/---
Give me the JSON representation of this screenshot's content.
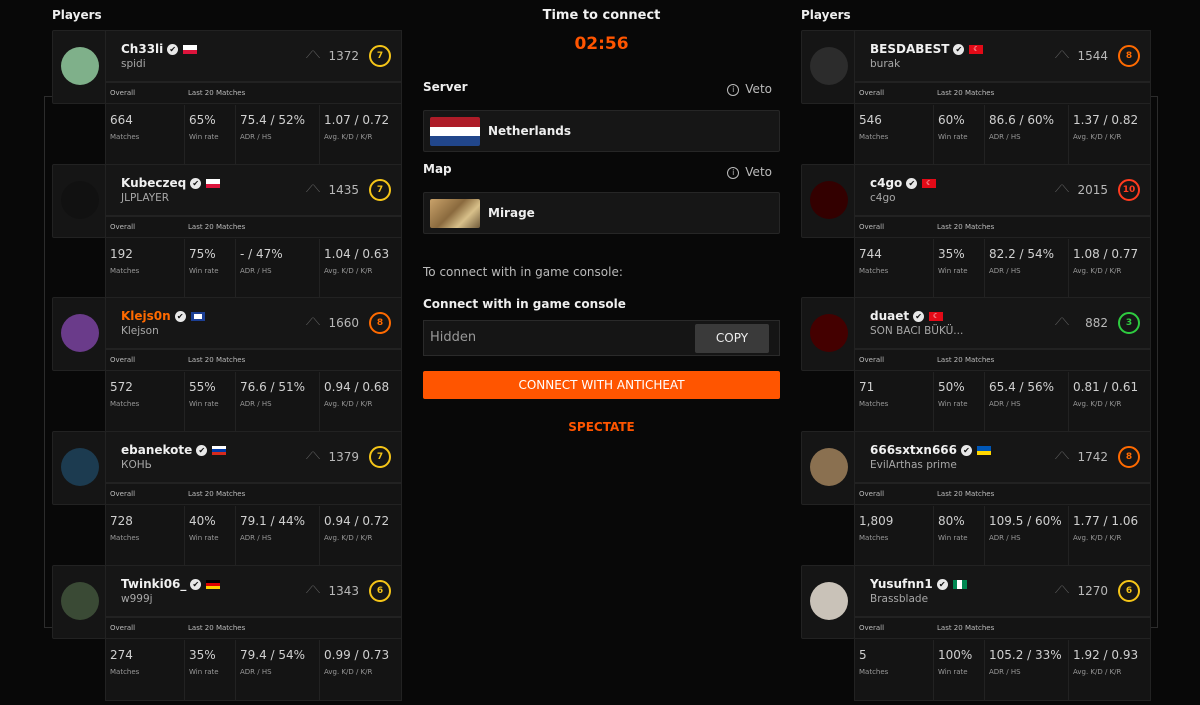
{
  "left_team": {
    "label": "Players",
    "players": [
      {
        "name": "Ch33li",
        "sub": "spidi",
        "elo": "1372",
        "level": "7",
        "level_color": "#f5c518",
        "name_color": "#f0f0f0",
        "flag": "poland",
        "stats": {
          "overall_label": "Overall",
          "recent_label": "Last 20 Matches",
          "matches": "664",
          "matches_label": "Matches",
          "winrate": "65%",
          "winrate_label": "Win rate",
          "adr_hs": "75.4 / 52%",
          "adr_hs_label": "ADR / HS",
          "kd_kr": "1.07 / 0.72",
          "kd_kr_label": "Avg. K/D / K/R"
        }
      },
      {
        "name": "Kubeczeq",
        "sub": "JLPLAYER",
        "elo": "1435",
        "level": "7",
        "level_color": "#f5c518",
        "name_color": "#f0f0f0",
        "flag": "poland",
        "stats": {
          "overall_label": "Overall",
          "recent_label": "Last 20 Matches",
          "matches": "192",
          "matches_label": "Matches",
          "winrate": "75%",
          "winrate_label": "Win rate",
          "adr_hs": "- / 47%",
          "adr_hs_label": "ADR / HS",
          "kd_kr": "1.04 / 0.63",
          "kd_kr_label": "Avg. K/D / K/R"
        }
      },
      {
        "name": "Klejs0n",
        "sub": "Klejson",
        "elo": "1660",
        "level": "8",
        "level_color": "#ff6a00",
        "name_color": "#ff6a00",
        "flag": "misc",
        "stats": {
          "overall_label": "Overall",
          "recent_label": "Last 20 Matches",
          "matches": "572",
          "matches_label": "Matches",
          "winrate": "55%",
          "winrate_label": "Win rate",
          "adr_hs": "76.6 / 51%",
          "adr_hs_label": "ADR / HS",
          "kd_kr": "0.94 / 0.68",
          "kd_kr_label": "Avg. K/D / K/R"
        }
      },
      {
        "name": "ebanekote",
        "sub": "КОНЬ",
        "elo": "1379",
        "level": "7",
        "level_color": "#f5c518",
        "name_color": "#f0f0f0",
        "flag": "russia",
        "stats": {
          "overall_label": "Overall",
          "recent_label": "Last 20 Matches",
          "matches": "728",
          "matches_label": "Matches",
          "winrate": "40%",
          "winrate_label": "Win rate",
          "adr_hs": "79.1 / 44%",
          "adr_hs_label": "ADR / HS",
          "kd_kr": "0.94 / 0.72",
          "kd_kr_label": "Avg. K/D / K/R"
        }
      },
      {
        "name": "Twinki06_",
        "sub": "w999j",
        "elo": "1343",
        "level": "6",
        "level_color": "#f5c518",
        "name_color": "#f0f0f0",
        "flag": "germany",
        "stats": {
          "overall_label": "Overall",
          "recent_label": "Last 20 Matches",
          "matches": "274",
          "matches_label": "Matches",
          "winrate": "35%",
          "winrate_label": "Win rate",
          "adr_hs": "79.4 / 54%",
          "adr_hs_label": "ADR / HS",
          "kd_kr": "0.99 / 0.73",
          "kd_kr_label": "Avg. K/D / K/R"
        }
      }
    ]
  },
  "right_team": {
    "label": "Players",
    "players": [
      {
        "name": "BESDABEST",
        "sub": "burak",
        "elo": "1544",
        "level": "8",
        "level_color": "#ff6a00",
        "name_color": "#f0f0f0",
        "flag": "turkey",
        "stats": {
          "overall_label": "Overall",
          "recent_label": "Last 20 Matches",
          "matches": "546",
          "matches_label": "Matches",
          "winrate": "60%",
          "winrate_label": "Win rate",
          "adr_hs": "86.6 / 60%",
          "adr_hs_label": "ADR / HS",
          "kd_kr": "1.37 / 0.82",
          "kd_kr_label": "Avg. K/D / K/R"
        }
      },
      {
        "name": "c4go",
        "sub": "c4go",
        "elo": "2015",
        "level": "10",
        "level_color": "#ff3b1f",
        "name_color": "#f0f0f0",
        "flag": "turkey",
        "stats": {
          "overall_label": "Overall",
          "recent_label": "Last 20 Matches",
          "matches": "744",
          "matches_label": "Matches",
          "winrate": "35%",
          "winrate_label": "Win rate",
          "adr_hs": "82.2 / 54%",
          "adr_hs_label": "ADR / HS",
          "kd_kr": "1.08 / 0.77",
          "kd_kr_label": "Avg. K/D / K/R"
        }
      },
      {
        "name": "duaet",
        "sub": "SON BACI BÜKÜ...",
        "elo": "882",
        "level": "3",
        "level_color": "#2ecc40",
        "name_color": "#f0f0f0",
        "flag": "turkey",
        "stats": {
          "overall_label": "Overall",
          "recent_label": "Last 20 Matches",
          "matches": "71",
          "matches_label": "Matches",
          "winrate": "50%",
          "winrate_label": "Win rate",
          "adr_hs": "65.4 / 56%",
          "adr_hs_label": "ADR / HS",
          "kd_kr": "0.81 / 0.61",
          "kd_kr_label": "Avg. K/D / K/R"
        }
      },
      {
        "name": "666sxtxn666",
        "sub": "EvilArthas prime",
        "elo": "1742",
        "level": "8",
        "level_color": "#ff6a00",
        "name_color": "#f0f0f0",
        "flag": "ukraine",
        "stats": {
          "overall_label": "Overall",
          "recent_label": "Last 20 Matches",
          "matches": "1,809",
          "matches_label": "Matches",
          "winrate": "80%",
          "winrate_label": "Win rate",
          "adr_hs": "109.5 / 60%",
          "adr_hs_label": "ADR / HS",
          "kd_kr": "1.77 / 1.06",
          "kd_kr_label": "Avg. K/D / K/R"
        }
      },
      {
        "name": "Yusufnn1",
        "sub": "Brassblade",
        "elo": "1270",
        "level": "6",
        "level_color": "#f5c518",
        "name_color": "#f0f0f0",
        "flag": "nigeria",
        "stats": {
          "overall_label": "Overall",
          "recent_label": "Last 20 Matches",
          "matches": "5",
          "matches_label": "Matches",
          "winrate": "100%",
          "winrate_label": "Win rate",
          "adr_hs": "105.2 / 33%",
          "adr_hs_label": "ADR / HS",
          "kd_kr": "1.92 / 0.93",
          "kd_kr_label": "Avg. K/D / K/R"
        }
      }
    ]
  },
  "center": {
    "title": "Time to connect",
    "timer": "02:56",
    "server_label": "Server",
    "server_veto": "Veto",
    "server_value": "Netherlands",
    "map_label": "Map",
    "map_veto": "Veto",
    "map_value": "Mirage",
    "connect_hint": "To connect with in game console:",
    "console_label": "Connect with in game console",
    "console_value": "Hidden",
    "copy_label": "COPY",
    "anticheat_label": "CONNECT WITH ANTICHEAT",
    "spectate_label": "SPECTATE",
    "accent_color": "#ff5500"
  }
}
\---
/---
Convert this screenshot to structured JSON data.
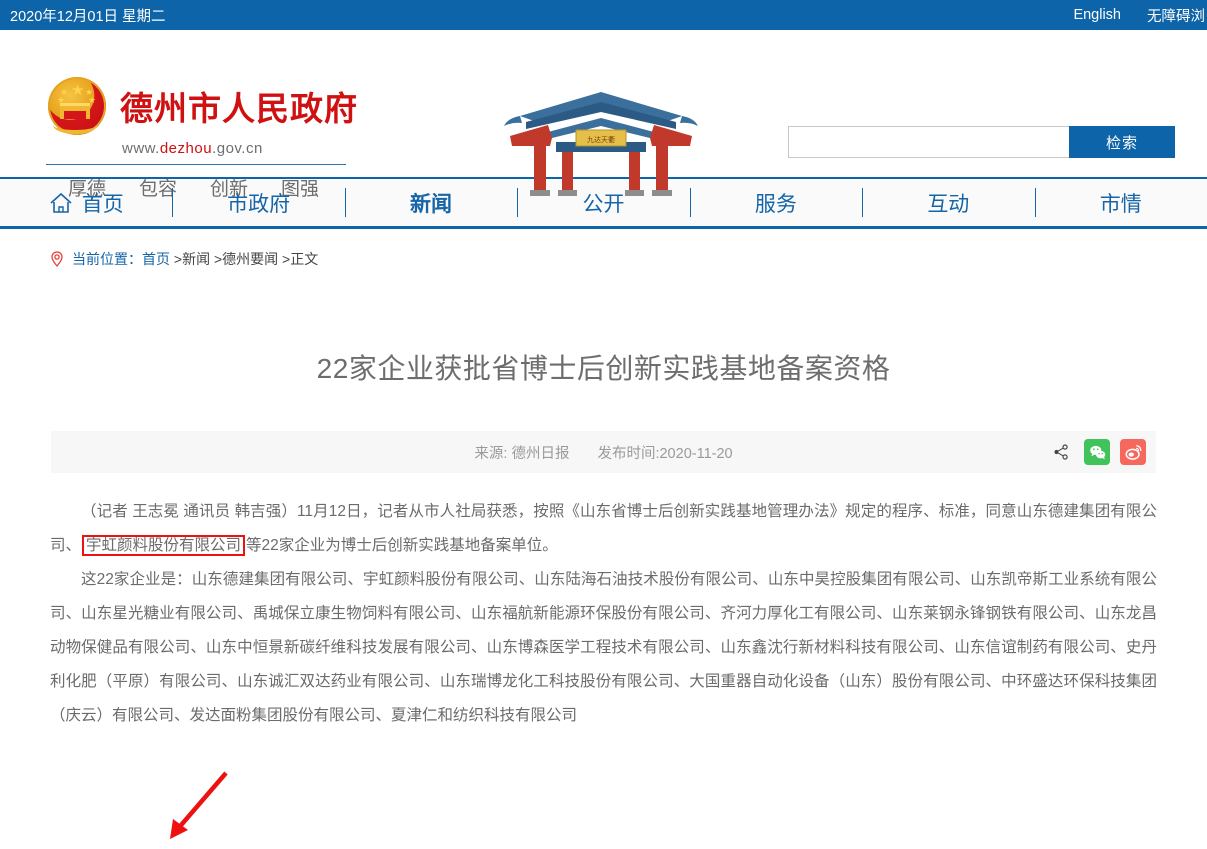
\---
/---
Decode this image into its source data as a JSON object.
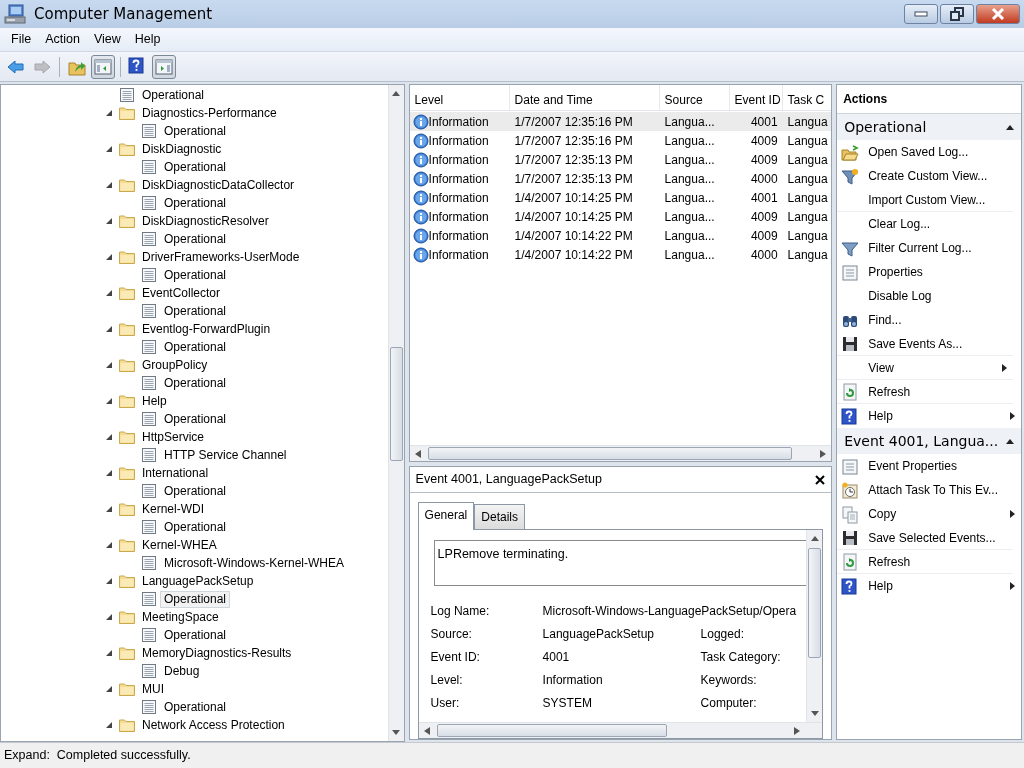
\---
* What is being asked:
Find each line with the string "data" and copy it out.

* Answer to the problem:
Convert this screenshot to structured JSON data.
Decode this image into its source data as a JSON object.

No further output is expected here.